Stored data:
%%
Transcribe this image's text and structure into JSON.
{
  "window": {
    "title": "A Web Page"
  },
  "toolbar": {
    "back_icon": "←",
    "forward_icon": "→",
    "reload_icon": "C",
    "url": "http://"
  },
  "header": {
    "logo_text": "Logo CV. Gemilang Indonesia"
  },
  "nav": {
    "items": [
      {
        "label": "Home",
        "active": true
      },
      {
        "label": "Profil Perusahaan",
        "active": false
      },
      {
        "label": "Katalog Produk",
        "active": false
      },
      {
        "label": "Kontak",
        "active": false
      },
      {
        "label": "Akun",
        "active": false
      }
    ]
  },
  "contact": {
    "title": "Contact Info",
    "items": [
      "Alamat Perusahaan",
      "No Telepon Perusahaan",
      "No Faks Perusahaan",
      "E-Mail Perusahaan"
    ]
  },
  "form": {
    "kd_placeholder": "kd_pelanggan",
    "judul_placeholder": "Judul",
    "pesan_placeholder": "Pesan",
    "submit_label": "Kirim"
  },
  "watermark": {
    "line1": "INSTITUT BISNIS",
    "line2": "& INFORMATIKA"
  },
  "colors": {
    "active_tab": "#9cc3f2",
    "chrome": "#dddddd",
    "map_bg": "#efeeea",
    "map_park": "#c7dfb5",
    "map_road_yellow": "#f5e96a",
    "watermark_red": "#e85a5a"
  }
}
%%
WHAT THE TASK REQUIRES » Collect every line with the string "Perusahaan" from the records, and copy each.

EXERCISE RESULT »
        "label": "Profil Perusahaan",
      "Alamat Perusahaan",
      "No Telepon Perusahaan",
      "No Faks Perusahaan",
      "E-Mail Perusahaan"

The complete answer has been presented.